[Entries provided]
#####

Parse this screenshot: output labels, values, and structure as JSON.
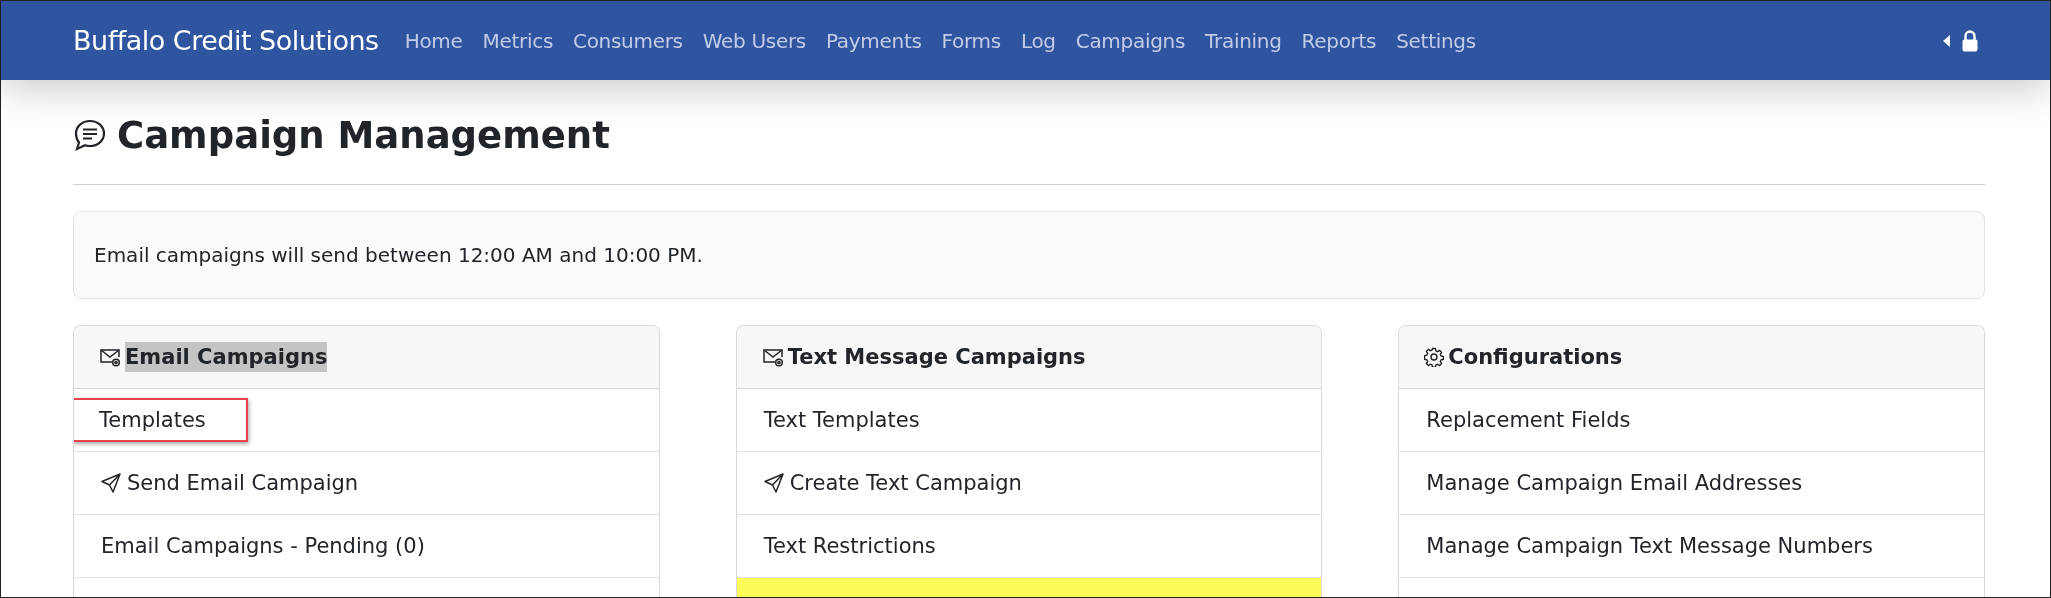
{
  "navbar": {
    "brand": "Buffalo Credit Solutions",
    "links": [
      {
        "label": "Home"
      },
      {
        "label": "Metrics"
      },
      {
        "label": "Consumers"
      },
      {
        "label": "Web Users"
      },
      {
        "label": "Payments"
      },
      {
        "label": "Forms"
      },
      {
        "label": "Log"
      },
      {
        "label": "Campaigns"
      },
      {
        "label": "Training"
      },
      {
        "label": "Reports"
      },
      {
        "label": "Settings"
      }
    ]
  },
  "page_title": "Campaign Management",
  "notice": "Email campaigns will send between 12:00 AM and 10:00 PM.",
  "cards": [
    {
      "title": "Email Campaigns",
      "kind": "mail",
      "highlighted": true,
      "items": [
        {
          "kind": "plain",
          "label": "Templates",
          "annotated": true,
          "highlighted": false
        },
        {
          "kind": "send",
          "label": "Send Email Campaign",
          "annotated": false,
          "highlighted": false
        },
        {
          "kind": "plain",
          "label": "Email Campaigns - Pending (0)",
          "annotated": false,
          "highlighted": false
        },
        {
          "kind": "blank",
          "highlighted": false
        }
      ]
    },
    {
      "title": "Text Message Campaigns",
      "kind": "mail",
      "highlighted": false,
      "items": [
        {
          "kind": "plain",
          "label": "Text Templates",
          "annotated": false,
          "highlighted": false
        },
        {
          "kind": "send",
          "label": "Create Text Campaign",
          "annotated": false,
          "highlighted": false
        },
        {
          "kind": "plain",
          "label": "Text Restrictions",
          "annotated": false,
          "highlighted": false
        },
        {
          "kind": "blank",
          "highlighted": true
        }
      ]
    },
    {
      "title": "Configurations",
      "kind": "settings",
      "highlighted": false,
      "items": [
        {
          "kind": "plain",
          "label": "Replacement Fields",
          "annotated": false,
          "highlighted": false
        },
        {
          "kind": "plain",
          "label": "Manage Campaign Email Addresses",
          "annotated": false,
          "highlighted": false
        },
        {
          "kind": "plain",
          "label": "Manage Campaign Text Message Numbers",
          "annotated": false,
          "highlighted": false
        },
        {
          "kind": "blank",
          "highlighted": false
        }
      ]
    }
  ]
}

#####

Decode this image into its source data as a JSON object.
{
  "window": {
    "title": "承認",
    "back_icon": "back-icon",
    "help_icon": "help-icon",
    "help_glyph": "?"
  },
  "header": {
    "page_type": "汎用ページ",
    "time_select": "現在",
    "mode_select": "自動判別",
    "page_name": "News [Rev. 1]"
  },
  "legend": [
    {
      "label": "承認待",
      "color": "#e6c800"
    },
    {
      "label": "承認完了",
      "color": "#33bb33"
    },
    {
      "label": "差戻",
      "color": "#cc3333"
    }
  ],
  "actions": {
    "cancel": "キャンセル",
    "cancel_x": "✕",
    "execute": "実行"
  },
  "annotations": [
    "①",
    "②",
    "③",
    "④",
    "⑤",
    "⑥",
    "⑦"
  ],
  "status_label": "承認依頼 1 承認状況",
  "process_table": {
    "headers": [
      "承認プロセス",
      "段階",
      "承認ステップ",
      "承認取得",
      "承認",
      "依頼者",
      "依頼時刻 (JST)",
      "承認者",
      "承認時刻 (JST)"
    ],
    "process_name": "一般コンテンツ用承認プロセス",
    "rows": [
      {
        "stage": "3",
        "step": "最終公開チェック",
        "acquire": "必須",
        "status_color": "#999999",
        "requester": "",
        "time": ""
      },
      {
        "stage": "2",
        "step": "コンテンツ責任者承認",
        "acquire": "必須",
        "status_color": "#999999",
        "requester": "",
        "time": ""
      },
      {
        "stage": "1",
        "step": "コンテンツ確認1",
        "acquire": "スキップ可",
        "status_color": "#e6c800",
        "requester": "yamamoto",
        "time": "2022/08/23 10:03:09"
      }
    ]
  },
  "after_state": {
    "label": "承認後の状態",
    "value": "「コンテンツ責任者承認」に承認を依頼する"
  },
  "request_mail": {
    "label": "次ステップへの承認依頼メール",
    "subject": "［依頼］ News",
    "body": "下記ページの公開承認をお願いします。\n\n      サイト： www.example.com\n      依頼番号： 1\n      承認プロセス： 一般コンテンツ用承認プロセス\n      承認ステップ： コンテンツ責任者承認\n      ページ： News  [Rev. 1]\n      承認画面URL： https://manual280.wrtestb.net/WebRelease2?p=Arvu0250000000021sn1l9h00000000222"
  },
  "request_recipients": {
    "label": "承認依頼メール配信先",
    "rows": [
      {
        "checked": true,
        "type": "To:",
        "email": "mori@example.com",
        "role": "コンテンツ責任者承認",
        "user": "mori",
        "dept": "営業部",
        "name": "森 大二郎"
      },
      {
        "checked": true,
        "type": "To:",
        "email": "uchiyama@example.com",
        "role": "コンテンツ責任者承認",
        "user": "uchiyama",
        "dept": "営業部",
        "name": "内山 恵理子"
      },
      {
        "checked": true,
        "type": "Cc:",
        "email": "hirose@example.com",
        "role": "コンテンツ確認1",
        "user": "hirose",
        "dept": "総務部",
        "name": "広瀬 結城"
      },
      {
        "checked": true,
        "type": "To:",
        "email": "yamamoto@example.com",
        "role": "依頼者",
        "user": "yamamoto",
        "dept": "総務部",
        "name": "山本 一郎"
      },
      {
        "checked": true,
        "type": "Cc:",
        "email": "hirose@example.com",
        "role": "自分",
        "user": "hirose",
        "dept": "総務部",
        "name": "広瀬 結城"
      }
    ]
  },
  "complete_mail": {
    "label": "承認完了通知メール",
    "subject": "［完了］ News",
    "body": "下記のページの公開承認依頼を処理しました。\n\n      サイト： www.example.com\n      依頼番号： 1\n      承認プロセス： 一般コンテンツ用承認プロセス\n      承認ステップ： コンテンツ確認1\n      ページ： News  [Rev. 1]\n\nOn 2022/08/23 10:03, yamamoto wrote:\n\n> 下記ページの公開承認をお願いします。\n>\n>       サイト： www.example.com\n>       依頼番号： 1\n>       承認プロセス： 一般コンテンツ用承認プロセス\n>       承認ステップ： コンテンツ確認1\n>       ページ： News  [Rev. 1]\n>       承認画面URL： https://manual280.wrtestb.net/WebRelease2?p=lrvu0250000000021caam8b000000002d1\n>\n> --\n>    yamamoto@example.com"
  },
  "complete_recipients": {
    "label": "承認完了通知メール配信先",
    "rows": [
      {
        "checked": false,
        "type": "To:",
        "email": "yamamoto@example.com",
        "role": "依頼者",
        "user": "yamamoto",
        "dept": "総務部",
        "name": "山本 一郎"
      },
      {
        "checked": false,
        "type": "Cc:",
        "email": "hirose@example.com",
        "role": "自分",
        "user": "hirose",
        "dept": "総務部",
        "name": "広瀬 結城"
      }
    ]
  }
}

#####

[Aim of the exercise] For the entries above, state how many lines contain the word "icon". Provide the number by itself.

[The solution] 2